» PROVIDED DATA
__________

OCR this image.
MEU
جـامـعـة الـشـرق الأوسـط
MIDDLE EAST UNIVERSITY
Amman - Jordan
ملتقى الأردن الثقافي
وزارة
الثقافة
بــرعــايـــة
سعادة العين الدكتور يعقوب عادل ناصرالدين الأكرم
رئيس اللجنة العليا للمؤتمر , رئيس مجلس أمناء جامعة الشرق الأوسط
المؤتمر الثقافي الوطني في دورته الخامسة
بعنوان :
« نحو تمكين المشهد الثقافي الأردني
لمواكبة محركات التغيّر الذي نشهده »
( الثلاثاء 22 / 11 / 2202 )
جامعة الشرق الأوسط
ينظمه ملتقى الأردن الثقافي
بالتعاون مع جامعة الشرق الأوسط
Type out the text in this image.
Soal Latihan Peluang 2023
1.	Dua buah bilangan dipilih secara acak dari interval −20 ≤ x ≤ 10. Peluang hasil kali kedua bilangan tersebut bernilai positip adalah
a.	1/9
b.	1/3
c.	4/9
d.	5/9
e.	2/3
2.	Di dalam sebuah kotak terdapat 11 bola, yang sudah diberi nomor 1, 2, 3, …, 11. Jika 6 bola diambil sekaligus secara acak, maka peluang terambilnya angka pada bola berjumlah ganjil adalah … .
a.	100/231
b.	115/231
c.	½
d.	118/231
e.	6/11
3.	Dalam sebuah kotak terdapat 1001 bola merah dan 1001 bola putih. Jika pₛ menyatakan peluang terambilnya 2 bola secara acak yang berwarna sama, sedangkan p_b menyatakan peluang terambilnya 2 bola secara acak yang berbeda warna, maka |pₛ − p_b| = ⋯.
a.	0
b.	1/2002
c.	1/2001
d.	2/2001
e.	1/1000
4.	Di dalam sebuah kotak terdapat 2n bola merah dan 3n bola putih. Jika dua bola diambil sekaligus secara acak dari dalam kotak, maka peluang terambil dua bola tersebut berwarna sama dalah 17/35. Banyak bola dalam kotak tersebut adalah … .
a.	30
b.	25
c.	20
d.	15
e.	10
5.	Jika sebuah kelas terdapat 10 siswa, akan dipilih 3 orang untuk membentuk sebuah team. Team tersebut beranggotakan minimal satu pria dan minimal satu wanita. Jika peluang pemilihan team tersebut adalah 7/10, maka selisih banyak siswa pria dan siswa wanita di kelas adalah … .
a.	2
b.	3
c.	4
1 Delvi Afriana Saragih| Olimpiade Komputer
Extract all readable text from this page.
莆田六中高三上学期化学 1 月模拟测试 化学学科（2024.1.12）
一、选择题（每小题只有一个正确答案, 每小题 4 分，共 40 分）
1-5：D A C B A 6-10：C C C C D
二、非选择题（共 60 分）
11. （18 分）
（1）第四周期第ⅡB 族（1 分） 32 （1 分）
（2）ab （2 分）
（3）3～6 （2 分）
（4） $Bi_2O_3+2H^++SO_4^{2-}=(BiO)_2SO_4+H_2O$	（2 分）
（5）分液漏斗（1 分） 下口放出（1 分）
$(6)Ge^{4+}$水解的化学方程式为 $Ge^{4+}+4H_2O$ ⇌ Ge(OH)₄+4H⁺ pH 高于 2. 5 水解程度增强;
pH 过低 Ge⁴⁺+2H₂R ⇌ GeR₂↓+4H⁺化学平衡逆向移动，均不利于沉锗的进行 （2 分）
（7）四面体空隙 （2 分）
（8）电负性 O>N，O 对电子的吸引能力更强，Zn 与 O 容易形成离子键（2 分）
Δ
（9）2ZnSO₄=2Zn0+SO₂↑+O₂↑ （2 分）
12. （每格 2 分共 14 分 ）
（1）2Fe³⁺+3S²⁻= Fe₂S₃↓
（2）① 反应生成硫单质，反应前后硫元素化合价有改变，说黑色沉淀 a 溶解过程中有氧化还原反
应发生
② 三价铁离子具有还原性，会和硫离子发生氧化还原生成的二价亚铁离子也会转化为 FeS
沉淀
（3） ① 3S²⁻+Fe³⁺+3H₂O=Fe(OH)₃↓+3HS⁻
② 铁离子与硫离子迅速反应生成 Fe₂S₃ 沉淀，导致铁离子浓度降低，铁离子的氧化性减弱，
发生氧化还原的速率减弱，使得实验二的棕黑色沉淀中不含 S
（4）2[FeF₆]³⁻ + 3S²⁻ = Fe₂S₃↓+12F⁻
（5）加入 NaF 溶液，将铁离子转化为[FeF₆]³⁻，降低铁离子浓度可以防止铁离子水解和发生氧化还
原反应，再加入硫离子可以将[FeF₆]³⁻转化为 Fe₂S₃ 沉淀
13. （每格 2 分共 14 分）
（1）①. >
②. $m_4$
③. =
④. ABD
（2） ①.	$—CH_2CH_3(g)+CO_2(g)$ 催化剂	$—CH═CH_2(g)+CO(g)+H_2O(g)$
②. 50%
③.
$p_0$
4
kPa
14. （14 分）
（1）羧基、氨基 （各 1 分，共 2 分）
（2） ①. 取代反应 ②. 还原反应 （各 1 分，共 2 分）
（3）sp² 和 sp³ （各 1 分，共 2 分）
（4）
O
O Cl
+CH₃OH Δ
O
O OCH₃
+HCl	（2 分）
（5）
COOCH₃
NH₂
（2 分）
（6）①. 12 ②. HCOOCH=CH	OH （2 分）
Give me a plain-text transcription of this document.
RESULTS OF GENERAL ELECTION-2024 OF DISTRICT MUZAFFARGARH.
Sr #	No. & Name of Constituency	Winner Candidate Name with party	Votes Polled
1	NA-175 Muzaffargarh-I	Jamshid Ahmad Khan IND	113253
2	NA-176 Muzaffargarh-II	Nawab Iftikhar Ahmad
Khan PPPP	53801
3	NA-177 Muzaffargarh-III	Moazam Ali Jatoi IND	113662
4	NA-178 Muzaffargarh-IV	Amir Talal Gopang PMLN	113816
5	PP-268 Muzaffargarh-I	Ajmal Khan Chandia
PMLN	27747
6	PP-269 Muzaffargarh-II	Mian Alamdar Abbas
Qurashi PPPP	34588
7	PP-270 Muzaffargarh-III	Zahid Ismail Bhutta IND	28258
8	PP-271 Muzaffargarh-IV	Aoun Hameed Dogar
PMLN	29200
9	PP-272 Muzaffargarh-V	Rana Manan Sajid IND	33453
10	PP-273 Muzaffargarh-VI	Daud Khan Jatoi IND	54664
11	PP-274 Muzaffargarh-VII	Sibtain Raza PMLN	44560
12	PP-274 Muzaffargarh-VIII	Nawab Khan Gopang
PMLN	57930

__________

» TASK REQUIREMENTS
Extract every entry above as it appears.

» OUTPUT BELOW
OCR this image.
MEU
جـامـعـة الـشـرق الأوسـط
MIDDLE EAST UNIVERSITY
Amman - Jordan
ملتقى الأردن الثقافي
وزارة
الثقافة
بــرعــايـــة
سعادة العين الدكتور يعقوب عادل ناصرالدين الأكرم
رئيس اللجنة العليا للمؤتمر , رئيس مجلس أمناء جامعة الشرق الأوسط
المؤتمر الثقافي الوطني في دورته الخامسة
بعنوان :
« نحو تمكين المشهد الثقافي الأردني
لمواكبة محركات التغيّر الذي نشهده »
( الثلاثاء 22 / 11 / 2202 )
جامعة الشرق الأوسط
ينظمه ملتقى الأردن الثقافي
بالتعاون مع جامعة الشرق الأوسط
Type out the text in this image.
Soal Latihan Peluang 2023
1.	Dua buah bilangan dipilih secara acak dari interval −20 ≤ x ≤ 10. Peluang hasil kali kedua bilangan tersebut bernilai positip adalah
a.	1/9
b.	1/3
c.	4/9
d.	5/9
e.	2/3
2.	Di dalam sebuah kotak terdapat 11 bola, yang sudah diberi nomor 1, 2, 3, …, 11. Jika 6 bola diambil sekaligus secara acak, maka peluang terambilnya angka pada bola berjumlah ganjil adalah … .
a.	100/231
b.	115/231
c.	½
d.	118/231
e.	6/11
3.	Dalam sebuah kotak terdapat 1001 bola merah dan 1001 bola putih. Jika pₛ menyatakan peluang terambilnya 2 bola secara acak yang berwarna sama, sedangkan p_b menyatakan peluang terambilnya 2 bola secara acak yang berbeda warna, maka |pₛ − p_b| = ⋯.
a.	0
b.	1/2002
c.	1/2001
d.	2/2001
e.	1/1000
4.	Di dalam sebuah kotak terdapat 2n bola merah dan 3n bola putih. Jika dua bola diambil sekaligus secara acak dari dalam kotak, maka peluang terambil dua bola tersebut berwarna sama dalah 17/35. Banyak bola dalam kotak tersebut adalah … .
a.	30
b.	25
c.	20
d.	15
e.	10
5.	Jika sebuah kelas terdapat 10 siswa, akan dipilih 3 orang untuk membentuk sebuah team. Team tersebut beranggotakan minimal satu pria dan minimal satu wanita. Jika peluang pemilihan team tersebut adalah 7/10, maka selisih banyak siswa pria dan siswa wanita di kelas adalah … .
a.	2
b.	3
c.	4
1 Delvi Afriana Saragih| Olimpiade Komputer
Extract all readable text from this page.
莆田六中高三上学期化学 1 月模拟测试 化学学科（2024.1.12）
一、选择题（每小题只有一个正确答案, 每小题 4 分，共 40 分）
1-5：D A C B A 6-10：C C C C D
二、非选择题（共 60 分）
11. （18 分）
（1）第四周期第ⅡB 族（1 分） 32 （1 分）
（2）ab （2 分）
（3）3～6 （2 分）
（4） $Bi_2O_3+2H^++SO_4^{2-}=(BiO)_2SO_4+H_2O$	（2 分）
（5）分液漏斗（1 分） 下口放出（1 分）
$(6)Ge^{4+}$水解的化学方程式为 $Ge^{4+}+4H_2O$ ⇌ Ge(OH)₄+4H⁺ pH 高于 2. 5 水解程度增强;
pH 过低 Ge⁴⁺+2H₂R ⇌ GeR₂↓+4H⁺化学平衡逆向移动，均不利于沉锗的进行 （2 分）
（7）四面体空隙 （2 分）
（8）电负性 O>N，O 对电子的吸引能力更强，Zn 与 O 容易形成离子键（2 分）
Δ
（9）2ZnSO₄=2Zn0+SO₂↑+O₂↑ （2 分）
12. （每格 2 分共 14 分 ）
（1）2Fe³⁺+3S²⁻= Fe₂S₃↓
（2）① 反应生成硫单质，反应前后硫元素化合价有改变，说黑色沉淀 a 溶解过程中有氧化还原反
应发生
② 三价铁离子具有还原性，会和硫离子发生氧化还原生成的二价亚铁离子也会转化为 FeS
沉淀
（3） ① 3S²⁻+Fe³⁺+3H₂O=Fe(OH)₃↓+3HS⁻
② 铁离子与硫离子迅速反应生成 Fe₂S₃ 沉淀，导致铁离子浓度降低，铁离子的氧化性减弱，
发生氧化还原的速率减弱，使得实验二的棕黑色沉淀中不含 S
（4）2[FeF₆]³⁻ + 3S²⁻ = Fe₂S₃↓+12F⁻
（5）加入 NaF 溶液，将铁离子转化为[FeF₆]³⁻，降低铁离子浓度可以防止铁离子水解和发生氧化还
原反应，再加入硫离子可以将[FeF₆]³⁻转化为 Fe₂S₃ 沉淀
13. （每格 2 分共 14 分）
（1）①. >
②. $m_4$
③. =
④. ABD
（2） ①.	$—CH_2CH_3(g)+CO_2(g)$ 催化剂	$—CH═CH_2(g)+CO(g)+H_2O(g)$
②. 50%
③.
$p_0$
4
kPa
14. （14 分）
（1）羧基、氨基 （各 1 分，共 2 分）
（2） ①. 取代反应 ②. 还原反应 （各 1 分，共 2 分）
（3）sp² 和 sp³ （各 1 分，共 2 分）
（4）
O
O Cl
+CH₃OH Δ
O
O OCH₃
+HCl	（2 分）
（5）
COOCH₃
NH₂
（2 分）
（6）①. 12 ②. HCOOCH=CH	OH （2 分）
Give me a plain-text transcription of this document.
RESULTS OF GENERAL ELECTION-2024 OF DISTRICT MUZAFFARGARH.
Sr #	No. & Name of Constituency	Winner Candidate Name with party	Votes Polled
1	NA-175 Muzaffargarh-I	Jamshid Ahmad Khan IND	113253
2	NA-176 Muzaffargarh-II	Nawab Iftikhar Ahmad
Khan PPPP	53801
3	NA-177 Muzaffargarh-III	Moazam Ali Jatoi IND	113662
4	NA-178 Muzaffargarh-IV	Amir Talal Gopang PMLN	113816
5	PP-268 Muzaffargarh-I	Ajmal Khan Chandia
PMLN	27747
6	PP-269 Muzaffargarh-II	Mian Alamdar Abbas
Qurashi PPPP	34588
7	PP-270 Muzaffargarh-III	Zahid Ismail Bhutta IND	28258
8	PP-271 Muzaffargarh-IV	Aoun Hameed Dogar
PMLN	29200
9	PP-272 Muzaffargarh-V	Rana Manan Sajid IND	33453
10	PP-273 Muzaffargarh-VI	Daud Khan Jatoi IND	54664
11	PP-274 Muzaffargarh-VII	Sibtain Raza PMLN	44560
12	PP-274 Muzaffargarh-VIII	Nawab Khan Gopang
PMLN	57930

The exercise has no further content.